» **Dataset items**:
★ ★ ★ ★

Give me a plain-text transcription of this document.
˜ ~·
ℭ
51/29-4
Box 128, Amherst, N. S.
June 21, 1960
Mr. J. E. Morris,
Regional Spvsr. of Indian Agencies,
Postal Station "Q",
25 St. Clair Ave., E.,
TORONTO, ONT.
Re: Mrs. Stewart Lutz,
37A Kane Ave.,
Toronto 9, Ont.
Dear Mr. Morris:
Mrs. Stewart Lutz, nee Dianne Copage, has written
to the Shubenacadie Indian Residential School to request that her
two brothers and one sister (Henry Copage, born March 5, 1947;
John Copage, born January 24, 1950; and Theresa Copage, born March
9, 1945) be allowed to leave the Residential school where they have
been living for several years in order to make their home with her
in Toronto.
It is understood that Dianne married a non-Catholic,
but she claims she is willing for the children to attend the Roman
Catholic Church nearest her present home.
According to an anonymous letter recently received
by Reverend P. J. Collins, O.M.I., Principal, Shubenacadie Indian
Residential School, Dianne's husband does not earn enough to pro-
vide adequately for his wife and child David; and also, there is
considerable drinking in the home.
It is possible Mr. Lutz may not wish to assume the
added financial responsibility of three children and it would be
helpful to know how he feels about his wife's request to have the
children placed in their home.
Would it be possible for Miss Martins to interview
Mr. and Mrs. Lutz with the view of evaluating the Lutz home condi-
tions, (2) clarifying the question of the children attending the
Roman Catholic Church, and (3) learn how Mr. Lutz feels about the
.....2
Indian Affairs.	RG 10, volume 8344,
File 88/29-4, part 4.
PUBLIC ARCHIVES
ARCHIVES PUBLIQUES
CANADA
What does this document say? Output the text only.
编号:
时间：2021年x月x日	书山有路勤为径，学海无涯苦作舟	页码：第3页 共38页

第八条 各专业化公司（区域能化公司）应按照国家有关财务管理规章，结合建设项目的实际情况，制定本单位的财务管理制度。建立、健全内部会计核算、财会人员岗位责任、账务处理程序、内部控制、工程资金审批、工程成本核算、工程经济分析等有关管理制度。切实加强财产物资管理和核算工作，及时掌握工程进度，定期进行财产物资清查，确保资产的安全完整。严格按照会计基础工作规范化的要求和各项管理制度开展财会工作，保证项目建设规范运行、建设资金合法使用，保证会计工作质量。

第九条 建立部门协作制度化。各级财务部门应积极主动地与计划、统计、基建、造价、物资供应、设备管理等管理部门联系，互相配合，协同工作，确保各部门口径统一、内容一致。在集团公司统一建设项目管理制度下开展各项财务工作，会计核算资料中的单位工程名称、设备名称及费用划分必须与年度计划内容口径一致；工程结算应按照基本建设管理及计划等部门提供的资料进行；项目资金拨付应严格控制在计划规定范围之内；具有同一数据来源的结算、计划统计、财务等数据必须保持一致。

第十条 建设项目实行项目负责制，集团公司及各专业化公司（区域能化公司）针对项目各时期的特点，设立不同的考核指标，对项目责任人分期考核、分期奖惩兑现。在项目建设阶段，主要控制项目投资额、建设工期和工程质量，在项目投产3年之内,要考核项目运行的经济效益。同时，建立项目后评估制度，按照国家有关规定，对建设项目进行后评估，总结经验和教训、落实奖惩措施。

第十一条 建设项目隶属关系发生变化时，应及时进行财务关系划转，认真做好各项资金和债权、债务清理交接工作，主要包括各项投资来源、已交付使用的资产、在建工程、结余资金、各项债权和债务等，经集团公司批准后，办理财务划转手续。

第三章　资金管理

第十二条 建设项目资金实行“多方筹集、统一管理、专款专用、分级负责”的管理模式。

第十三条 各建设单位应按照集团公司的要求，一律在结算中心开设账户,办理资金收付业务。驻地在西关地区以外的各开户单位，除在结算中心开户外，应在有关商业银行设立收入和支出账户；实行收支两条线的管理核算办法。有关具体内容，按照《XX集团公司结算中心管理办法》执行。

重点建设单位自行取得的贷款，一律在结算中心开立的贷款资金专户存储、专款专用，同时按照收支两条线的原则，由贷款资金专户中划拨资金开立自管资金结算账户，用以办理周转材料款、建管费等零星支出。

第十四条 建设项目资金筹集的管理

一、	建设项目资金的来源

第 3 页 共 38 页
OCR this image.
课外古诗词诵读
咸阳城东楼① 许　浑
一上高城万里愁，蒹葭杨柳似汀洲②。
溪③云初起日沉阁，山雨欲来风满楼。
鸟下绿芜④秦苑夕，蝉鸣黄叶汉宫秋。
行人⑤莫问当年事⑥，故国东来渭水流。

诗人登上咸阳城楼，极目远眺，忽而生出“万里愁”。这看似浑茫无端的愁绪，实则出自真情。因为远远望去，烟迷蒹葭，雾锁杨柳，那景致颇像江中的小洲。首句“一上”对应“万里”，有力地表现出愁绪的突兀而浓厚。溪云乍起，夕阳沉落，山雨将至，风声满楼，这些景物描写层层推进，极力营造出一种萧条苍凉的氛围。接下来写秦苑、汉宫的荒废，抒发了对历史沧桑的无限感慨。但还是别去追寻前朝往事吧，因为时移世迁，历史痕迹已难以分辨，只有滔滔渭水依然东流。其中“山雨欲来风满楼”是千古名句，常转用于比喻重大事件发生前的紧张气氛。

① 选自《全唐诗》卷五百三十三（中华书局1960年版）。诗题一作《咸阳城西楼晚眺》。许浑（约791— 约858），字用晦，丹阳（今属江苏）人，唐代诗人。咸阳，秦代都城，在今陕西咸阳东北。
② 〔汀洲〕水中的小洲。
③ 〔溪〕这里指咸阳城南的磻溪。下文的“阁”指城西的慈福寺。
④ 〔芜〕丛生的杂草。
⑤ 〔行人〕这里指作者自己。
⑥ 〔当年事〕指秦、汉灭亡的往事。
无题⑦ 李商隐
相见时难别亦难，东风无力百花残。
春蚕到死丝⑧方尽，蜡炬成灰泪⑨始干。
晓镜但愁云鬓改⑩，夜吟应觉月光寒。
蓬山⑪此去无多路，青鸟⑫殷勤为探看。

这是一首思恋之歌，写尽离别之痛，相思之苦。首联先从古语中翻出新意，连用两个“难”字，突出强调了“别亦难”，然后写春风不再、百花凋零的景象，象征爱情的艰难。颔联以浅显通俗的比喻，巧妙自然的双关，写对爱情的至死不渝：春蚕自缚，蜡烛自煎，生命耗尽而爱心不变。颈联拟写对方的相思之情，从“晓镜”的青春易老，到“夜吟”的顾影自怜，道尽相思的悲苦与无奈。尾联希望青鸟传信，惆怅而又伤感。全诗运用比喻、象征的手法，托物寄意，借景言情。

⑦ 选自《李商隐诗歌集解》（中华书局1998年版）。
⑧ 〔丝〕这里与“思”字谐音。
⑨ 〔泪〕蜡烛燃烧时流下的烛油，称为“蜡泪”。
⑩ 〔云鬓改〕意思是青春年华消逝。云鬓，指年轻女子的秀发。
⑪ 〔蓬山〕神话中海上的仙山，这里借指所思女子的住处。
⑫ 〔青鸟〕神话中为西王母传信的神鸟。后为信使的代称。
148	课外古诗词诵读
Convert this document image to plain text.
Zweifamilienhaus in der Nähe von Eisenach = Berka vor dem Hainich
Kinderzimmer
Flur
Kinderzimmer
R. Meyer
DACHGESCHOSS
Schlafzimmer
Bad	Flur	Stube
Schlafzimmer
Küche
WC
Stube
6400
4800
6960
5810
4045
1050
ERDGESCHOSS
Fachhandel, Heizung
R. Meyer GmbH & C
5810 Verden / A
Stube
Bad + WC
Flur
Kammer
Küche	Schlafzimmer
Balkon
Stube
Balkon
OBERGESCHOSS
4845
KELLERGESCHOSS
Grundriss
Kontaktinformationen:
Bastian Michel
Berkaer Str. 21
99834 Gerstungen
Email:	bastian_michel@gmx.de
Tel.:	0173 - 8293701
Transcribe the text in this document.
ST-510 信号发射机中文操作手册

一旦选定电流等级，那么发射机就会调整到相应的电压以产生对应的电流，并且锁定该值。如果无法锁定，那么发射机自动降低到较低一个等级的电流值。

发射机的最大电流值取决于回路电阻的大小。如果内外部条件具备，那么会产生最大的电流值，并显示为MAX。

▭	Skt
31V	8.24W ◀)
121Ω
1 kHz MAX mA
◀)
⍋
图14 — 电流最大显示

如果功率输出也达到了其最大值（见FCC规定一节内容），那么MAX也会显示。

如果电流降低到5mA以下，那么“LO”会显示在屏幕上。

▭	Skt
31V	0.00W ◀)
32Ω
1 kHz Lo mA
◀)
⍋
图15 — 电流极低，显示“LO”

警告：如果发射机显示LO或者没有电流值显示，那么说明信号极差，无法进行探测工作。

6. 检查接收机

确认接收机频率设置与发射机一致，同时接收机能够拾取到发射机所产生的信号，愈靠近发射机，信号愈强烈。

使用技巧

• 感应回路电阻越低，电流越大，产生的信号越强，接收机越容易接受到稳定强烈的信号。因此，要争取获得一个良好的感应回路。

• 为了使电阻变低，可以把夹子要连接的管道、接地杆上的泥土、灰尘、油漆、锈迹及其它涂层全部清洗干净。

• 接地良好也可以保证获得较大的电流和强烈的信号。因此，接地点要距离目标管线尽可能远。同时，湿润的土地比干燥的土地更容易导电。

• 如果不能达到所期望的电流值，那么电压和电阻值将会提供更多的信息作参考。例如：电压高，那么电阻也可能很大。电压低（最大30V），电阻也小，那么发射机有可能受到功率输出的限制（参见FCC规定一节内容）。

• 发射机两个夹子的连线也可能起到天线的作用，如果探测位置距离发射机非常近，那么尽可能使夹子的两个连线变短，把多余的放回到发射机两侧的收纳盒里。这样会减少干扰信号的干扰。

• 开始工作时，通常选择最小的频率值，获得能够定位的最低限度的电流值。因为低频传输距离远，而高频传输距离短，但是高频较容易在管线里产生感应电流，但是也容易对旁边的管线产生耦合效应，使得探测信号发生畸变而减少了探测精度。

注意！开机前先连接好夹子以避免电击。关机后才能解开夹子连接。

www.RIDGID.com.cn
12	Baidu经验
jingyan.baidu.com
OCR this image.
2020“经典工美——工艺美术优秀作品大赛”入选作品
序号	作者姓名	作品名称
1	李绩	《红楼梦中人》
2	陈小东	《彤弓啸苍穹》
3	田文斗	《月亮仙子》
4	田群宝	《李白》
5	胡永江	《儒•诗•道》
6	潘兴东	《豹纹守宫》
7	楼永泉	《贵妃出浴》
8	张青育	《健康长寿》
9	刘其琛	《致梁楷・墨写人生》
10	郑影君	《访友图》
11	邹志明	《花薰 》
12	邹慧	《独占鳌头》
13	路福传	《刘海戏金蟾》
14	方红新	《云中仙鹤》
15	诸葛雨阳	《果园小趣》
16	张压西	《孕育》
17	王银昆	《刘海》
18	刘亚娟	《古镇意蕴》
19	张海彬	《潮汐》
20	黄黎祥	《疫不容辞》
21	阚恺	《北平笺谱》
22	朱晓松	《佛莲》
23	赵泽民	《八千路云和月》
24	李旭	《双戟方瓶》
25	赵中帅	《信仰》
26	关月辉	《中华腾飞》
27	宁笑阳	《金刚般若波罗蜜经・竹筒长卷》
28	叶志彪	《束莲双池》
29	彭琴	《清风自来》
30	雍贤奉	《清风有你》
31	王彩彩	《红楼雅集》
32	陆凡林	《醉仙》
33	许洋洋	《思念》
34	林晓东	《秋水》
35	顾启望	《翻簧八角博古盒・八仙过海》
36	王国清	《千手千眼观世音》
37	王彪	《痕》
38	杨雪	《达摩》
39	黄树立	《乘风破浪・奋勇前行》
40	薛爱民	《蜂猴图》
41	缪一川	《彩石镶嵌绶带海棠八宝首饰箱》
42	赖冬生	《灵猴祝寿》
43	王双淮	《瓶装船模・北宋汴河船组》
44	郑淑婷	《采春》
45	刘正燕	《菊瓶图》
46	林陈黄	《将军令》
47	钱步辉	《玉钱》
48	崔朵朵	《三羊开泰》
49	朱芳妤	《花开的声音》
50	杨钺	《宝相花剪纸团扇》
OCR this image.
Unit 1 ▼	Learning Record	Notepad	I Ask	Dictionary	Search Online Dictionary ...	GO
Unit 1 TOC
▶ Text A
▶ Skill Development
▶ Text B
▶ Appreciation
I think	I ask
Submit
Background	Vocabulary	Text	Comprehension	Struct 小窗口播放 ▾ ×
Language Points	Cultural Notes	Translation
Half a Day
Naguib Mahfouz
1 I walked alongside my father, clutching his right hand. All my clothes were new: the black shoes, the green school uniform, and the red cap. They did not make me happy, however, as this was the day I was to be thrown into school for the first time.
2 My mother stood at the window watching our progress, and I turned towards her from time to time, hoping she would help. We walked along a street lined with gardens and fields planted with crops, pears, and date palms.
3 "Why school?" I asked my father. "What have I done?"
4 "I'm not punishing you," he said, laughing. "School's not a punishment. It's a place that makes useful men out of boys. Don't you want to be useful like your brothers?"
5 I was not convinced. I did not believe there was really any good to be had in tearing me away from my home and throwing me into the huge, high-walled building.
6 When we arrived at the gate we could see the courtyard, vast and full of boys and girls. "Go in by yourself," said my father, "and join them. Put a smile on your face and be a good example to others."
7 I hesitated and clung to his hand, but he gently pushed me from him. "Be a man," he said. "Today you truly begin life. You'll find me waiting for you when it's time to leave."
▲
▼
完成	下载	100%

★ ★ ★ ★

» **What you are asked to do**:
Look through the data above. Find each line with the string "Copage" and copy it.

» **Reply to the task**:
Mrs. Stewart Lutz, nee Dianne Copage, has written
two brothers and one sister (Henry Copage, born March 5, 1947;
John Copage, born January 24, 1950; and Theresa Copage, born March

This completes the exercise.